## [Required work]
Copy every line that contains the string "当初価格" from the entries below.

## [Records shown]
┄┄┄┄┄┄
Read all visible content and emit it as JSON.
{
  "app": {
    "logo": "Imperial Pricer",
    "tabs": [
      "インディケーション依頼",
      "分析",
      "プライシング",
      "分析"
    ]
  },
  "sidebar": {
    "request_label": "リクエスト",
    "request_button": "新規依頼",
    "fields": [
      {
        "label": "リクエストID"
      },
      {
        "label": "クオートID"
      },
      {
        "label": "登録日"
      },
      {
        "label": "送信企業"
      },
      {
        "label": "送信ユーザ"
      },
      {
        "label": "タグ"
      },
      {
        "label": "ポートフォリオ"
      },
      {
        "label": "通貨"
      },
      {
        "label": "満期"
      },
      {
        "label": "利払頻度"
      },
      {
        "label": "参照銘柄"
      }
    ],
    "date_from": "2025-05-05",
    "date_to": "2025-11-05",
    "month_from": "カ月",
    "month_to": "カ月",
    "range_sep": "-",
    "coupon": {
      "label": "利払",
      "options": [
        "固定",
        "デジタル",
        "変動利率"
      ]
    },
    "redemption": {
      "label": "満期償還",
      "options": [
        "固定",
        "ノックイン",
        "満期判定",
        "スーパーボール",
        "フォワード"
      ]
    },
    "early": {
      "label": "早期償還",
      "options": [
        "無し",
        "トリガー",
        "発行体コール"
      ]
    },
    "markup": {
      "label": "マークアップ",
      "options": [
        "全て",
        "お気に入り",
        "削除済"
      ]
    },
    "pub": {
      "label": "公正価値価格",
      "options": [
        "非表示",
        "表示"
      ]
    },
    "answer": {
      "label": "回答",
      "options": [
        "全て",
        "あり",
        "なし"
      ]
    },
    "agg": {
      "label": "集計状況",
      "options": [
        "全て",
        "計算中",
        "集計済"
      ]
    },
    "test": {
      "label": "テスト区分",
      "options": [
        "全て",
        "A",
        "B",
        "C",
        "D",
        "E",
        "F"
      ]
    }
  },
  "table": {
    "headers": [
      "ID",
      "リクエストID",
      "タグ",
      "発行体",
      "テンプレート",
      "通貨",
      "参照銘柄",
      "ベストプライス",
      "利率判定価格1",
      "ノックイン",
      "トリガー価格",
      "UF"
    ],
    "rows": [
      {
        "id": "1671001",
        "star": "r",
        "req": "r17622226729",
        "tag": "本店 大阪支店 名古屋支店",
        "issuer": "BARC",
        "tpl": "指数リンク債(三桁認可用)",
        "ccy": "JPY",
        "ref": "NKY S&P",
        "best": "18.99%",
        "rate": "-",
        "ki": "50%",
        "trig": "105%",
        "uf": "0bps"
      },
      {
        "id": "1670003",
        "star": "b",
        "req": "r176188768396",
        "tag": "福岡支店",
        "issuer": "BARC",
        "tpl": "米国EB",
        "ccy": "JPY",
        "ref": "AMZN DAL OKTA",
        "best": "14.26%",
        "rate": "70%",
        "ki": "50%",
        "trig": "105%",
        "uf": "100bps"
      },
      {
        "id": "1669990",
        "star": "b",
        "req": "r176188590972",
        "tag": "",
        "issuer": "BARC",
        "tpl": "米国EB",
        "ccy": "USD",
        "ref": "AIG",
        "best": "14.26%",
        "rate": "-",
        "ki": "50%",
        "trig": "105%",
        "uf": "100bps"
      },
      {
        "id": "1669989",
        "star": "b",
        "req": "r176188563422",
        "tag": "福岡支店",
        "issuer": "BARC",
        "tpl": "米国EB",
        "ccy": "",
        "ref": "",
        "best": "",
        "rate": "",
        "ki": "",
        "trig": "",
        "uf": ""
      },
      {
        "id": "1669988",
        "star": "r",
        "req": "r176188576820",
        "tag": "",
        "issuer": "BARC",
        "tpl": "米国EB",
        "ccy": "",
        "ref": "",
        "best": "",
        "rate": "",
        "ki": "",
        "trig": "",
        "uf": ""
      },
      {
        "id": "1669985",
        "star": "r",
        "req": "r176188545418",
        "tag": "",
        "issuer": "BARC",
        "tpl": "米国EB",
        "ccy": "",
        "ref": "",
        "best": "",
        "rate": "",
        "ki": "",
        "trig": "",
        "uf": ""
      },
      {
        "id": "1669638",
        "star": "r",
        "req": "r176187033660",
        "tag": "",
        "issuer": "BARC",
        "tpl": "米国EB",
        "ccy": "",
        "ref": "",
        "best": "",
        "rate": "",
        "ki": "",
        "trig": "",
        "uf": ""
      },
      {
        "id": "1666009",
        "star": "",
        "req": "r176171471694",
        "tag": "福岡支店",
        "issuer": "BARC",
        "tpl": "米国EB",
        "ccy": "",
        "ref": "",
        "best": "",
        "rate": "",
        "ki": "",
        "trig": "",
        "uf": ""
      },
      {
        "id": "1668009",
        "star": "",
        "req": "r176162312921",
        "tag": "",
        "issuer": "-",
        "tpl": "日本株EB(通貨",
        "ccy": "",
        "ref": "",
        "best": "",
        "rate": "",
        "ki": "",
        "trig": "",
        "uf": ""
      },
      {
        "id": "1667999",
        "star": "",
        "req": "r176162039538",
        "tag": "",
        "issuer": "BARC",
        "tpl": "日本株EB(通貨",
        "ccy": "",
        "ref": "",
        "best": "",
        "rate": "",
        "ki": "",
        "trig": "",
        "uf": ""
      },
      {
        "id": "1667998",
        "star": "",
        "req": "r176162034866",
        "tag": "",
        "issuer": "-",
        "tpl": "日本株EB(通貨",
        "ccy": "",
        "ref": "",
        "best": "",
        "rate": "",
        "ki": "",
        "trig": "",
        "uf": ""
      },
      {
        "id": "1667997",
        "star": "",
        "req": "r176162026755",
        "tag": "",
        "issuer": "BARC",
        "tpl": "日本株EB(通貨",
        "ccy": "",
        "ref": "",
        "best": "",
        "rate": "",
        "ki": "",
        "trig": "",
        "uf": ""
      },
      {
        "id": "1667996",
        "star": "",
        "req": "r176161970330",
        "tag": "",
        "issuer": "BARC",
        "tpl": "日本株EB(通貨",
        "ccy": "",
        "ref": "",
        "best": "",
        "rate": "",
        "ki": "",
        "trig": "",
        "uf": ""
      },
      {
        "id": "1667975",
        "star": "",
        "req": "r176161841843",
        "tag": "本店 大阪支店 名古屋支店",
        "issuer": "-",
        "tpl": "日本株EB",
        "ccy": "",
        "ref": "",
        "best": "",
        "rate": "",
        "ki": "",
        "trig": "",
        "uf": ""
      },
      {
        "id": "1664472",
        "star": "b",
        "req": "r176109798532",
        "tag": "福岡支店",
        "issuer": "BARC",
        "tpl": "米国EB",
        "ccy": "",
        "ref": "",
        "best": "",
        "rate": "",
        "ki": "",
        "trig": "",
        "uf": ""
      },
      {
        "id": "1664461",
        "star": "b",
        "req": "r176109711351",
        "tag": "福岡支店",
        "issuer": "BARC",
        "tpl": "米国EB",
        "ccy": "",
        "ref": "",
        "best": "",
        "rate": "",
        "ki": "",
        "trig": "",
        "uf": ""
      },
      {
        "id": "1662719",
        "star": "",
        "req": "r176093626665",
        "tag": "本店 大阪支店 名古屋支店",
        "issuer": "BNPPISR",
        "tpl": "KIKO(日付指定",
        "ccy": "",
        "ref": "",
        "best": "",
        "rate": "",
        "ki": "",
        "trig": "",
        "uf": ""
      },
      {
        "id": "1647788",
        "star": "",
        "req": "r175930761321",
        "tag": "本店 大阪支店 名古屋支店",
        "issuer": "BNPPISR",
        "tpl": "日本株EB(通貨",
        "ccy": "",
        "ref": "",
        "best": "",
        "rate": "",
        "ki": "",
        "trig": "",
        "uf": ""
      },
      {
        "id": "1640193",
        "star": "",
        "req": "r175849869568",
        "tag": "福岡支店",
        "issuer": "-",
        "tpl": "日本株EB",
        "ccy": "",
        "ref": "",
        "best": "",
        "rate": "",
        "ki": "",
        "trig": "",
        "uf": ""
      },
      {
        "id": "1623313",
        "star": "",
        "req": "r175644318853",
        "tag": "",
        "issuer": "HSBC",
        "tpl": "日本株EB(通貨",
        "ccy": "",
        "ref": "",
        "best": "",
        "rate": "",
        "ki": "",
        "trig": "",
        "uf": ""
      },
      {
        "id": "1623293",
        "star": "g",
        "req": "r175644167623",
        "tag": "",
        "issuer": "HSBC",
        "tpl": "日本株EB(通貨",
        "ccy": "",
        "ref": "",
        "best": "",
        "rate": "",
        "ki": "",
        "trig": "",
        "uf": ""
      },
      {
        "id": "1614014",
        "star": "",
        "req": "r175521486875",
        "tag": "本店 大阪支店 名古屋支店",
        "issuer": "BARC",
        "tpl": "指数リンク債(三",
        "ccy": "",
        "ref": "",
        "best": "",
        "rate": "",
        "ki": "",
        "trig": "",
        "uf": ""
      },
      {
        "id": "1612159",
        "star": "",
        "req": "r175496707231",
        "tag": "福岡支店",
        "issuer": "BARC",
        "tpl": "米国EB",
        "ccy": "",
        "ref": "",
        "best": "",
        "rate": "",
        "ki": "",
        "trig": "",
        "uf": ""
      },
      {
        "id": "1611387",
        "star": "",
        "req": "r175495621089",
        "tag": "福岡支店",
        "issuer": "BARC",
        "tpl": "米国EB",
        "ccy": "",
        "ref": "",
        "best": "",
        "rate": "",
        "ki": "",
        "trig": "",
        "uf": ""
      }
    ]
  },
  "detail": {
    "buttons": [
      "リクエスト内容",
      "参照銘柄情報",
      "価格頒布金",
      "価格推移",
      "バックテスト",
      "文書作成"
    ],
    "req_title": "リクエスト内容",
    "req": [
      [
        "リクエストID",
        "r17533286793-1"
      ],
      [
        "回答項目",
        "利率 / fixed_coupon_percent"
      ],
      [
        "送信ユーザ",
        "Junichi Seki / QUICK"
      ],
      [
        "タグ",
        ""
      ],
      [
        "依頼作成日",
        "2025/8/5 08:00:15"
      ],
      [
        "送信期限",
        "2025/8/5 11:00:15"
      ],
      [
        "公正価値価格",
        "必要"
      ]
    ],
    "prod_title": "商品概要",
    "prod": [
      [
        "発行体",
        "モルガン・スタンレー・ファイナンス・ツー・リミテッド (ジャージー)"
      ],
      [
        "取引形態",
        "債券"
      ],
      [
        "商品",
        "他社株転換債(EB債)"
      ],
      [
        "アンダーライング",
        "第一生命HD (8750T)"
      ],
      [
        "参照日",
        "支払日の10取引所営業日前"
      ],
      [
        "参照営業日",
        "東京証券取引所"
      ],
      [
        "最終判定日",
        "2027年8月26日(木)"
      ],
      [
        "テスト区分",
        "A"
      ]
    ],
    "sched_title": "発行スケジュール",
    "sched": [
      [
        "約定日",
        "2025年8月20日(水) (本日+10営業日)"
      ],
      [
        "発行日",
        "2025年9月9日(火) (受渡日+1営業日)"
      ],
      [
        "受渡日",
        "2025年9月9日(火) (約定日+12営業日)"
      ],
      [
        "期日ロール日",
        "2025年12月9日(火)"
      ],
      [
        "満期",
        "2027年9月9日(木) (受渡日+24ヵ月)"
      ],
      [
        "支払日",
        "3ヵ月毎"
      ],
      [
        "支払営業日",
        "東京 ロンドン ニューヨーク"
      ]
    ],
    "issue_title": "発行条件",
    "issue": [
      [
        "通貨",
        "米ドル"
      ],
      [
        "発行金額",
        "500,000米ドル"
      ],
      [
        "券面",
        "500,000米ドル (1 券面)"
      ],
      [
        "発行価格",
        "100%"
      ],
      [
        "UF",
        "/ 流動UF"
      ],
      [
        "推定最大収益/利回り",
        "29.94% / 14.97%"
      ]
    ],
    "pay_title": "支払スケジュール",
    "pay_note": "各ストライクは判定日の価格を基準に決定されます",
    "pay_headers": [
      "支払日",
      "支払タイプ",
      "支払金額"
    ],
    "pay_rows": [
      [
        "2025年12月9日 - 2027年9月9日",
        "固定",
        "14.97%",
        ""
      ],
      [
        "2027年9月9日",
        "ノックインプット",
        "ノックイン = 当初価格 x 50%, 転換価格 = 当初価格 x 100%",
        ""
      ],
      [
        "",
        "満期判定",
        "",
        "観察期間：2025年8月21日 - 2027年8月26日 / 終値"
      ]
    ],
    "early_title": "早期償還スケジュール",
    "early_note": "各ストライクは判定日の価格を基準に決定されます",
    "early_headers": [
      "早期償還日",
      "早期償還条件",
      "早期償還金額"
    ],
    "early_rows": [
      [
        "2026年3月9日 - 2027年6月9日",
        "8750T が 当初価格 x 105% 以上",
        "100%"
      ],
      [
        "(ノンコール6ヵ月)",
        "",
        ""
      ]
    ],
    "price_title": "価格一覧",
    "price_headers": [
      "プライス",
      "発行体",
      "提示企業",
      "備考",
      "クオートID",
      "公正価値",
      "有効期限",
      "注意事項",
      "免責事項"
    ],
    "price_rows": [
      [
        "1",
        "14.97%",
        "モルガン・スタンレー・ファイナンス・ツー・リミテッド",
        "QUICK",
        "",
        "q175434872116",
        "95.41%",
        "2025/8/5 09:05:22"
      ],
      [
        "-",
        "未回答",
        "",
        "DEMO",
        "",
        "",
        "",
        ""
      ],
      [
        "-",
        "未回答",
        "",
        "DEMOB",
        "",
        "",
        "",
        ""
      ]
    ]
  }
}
┄┄┄┄┄┄
## [Exercise solution]
        "ノックイン = 当初価格 x 50%, 転換価格 = 当初価格 x 100%",
        "8750T が 当初価格 x 105% 以上",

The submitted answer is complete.